• _PROBLEM DESCRIPTION_
Pull out every line with the word "создание" from the entries below.

• _SUPPLIED DATA_
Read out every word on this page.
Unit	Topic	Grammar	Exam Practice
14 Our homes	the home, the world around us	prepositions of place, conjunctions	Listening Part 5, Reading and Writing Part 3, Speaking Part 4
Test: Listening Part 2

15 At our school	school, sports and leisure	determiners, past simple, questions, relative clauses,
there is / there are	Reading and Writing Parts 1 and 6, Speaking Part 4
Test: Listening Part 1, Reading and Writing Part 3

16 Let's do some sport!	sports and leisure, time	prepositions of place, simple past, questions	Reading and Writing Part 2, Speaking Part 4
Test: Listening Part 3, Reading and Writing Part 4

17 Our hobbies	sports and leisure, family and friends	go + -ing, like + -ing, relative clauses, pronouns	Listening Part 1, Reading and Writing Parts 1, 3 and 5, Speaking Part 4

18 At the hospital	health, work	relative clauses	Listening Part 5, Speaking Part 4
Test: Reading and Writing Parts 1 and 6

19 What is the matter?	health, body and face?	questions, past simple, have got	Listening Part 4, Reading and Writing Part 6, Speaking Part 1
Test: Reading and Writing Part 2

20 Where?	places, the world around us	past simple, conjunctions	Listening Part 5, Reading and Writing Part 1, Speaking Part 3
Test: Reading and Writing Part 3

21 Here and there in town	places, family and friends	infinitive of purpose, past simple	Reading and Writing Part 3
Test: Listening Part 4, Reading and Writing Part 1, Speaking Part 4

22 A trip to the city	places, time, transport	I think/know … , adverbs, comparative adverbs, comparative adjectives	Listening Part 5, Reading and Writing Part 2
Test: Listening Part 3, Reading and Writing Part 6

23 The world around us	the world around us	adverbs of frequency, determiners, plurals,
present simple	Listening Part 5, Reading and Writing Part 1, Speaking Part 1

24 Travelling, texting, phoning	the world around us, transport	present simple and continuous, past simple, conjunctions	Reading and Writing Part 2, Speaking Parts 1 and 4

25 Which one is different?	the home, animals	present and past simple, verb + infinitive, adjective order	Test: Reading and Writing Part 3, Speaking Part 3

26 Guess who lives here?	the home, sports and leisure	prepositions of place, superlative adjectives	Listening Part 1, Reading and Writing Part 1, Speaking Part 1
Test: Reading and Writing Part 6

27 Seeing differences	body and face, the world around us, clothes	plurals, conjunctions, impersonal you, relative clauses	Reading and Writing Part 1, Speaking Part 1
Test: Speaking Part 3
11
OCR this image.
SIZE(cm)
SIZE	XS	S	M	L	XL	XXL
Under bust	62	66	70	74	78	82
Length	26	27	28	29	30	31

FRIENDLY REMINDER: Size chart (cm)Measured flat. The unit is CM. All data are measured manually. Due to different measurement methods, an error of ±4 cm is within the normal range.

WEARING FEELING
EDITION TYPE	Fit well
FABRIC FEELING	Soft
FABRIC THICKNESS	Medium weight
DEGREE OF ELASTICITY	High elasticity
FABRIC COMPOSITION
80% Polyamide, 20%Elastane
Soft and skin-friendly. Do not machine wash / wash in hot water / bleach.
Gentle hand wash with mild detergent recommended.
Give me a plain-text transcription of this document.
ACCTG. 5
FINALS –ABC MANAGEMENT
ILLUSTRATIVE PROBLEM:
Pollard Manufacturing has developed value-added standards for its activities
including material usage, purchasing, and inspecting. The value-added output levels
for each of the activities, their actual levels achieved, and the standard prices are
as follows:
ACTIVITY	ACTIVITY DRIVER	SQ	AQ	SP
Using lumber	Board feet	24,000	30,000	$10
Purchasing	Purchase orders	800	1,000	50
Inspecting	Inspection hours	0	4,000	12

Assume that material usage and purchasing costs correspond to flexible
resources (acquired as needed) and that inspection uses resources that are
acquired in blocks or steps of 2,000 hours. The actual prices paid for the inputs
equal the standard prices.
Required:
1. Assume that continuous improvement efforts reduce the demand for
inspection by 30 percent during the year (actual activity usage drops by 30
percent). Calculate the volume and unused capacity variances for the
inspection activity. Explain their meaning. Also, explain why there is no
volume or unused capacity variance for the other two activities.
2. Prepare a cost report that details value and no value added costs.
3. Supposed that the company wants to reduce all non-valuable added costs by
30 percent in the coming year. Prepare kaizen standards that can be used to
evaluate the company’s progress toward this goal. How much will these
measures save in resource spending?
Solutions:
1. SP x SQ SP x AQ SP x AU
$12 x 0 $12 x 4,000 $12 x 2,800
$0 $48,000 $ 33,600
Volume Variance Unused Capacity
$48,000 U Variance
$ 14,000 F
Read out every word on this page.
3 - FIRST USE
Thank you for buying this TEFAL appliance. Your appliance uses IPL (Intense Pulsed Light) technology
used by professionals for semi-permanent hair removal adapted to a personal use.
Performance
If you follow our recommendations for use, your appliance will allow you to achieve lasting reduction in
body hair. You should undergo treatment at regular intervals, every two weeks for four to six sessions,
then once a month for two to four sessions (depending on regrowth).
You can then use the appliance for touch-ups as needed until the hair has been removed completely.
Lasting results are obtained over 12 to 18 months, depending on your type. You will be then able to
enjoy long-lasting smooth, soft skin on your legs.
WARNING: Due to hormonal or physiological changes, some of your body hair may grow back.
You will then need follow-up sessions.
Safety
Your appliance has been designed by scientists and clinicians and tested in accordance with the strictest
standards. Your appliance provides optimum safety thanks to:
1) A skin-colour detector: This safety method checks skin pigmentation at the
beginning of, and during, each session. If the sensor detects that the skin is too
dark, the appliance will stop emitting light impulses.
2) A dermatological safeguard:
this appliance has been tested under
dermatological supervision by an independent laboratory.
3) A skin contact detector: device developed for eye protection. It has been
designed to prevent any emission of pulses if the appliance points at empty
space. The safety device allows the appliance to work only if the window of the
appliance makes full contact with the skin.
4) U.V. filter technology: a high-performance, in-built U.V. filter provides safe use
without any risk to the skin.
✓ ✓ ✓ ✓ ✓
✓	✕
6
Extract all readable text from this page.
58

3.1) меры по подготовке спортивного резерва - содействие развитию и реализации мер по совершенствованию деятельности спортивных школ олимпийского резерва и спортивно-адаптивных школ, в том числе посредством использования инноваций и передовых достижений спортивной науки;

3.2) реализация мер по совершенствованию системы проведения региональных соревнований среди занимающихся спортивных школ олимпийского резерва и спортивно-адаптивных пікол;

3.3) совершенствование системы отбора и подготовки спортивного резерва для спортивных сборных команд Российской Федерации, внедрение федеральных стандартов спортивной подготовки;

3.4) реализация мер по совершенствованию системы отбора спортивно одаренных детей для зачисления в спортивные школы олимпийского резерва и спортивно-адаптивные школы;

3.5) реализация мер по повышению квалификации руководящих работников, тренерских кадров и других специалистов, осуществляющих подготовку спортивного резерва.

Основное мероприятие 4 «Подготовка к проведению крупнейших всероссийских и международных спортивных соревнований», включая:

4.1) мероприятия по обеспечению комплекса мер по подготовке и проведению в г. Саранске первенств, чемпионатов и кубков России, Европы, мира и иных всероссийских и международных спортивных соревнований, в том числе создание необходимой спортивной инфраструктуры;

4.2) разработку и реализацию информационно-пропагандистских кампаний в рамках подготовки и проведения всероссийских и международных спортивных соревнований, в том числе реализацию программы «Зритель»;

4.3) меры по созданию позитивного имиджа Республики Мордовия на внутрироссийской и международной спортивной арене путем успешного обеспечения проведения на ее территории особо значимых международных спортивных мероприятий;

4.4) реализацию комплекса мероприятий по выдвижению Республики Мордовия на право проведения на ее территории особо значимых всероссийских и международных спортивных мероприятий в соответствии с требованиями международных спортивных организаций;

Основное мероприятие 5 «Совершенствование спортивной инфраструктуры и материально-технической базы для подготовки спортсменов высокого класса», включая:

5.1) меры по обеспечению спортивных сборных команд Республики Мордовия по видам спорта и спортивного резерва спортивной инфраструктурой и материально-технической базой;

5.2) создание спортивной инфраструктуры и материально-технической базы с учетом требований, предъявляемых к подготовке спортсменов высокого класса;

• _TASK SOLUTION_
4.1) мероприятия по обеспечению комплекса мер по подготовке и проведению в г. Саранске первенств, чемпионатов и кубков России, Европы, мира и иных всероссийских и международных спортивных соревнований, в том числе создание необходимой спортивной инфраструктуры;
5.2) создание спортивной инфраструктуры и материально-технической базы с учетом требований, предъявляемых к подготовке спортсменов высокого класса;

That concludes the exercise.